• Written request:
Repeat the whole of the data, keeping every detail the same.

• Source data:
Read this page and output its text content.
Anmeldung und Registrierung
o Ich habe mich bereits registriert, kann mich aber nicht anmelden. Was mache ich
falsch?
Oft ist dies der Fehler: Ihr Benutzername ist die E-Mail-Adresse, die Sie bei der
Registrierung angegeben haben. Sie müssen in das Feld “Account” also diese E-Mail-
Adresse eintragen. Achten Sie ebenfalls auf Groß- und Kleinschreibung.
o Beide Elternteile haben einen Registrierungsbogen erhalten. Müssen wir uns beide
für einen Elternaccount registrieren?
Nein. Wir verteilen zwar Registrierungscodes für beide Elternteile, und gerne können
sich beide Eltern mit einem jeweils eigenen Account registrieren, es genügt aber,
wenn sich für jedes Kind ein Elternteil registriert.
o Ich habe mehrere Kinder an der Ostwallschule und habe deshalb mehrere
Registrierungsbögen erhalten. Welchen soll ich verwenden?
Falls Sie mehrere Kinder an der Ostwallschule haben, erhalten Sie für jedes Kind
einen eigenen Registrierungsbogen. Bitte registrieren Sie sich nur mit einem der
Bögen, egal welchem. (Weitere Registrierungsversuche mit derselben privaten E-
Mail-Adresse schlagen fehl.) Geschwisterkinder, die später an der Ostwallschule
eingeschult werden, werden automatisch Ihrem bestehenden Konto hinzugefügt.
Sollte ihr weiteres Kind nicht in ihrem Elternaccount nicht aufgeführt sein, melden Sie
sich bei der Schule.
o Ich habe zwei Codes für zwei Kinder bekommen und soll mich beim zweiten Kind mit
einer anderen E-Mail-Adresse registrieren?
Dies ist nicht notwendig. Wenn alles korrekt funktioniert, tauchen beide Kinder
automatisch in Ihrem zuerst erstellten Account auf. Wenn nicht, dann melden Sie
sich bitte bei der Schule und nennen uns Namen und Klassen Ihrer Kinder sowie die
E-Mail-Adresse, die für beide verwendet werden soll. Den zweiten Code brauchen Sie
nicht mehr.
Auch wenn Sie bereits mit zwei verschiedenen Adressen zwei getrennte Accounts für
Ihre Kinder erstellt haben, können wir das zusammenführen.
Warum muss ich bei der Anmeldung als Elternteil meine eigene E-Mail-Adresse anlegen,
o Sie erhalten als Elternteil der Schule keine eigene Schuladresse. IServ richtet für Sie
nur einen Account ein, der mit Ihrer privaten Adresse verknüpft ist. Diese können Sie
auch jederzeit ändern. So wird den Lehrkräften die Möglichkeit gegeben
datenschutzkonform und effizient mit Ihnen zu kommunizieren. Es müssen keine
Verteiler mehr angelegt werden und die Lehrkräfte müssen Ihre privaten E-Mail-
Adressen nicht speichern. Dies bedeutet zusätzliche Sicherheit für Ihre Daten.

• Task output:
Read this page and output its text content.
Anmeldung und Registrierung
o Ich habe mich bereits registriert, kann mich aber nicht anmelden. Was mache ich
falsch?
Oft ist dies der Fehler: Ihr Benutzername ist die E-Mail-Adresse, die Sie bei der
Registrierung angegeben haben. Sie müssen in das Feld “Account” also diese E-Mail-
Adresse eintragen. Achten Sie ebenfalls auf Groß- und Kleinschreibung.
o Beide Elternteile haben einen Registrierungsbogen erhalten. Müssen wir uns beide
für einen Elternaccount registrieren?
Nein. Wir verteilen zwar Registrierungscodes für beide Elternteile, und gerne können
sich beide Eltern mit einem jeweils eigenen Account registrieren, es genügt aber,
wenn sich für jedes Kind ein Elternteil registriert.
o Ich habe mehrere Kinder an der Ostwallschule und habe deshalb mehrere
Registrierungsbögen erhalten. Welchen soll ich verwenden?
Falls Sie mehrere Kinder an der Ostwallschule haben, erhalten Sie für jedes Kind
einen eigenen Registrierungsbogen. Bitte registrieren Sie sich nur mit einem der
Bögen, egal welchem. (Weitere Registrierungsversuche mit derselben privaten E-
Mail-Adresse schlagen fehl.) Geschwisterkinder, die später an der Ostwallschule
eingeschult werden, werden automatisch Ihrem bestehenden Konto hinzugefügt.
Sollte ihr weiteres Kind nicht in ihrem Elternaccount nicht aufgeführt sein, melden Sie
sich bei der Schule.
o Ich habe zwei Codes für zwei Kinder bekommen und soll mich beim zweiten Kind mit
einer anderen E-Mail-Adresse registrieren?
Dies ist nicht notwendig. Wenn alles korrekt funktioniert, tauchen beide Kinder
automatisch in Ihrem zuerst erstellten Account auf. Wenn nicht, dann melden Sie
sich bitte bei der Schule und nennen uns Namen und Klassen Ihrer Kinder sowie die
E-Mail-Adresse, die für beide verwendet werden soll. Den zweiten Code brauchen Sie
nicht mehr.
Auch wenn Sie bereits mit zwei verschiedenen Adressen zwei getrennte Accounts für
Ihre Kinder erstellt haben, können wir das zusammenführen.
Warum muss ich bei der Anmeldung als Elternteil meine eigene E-Mail-Adresse anlegen,
o Sie erhalten als Elternteil der Schule keine eigene Schuladresse. IServ richtet für Sie
nur einen Account ein, der mit Ihrer privaten Adresse verknüpft ist. Diese können Sie
auch jederzeit ändern. So wird den Lehrkräften die Möglichkeit gegeben
datenschutzkonform und effizient mit Ihnen zu kommunizieren. Es müssen keine
Verteiler mehr angelegt werden und die Lehrkräfte müssen Ihre privaten E-Mail-
Adressen nicht speichern. Dies bedeutet zusätzliche Sicherheit für Ihre Daten.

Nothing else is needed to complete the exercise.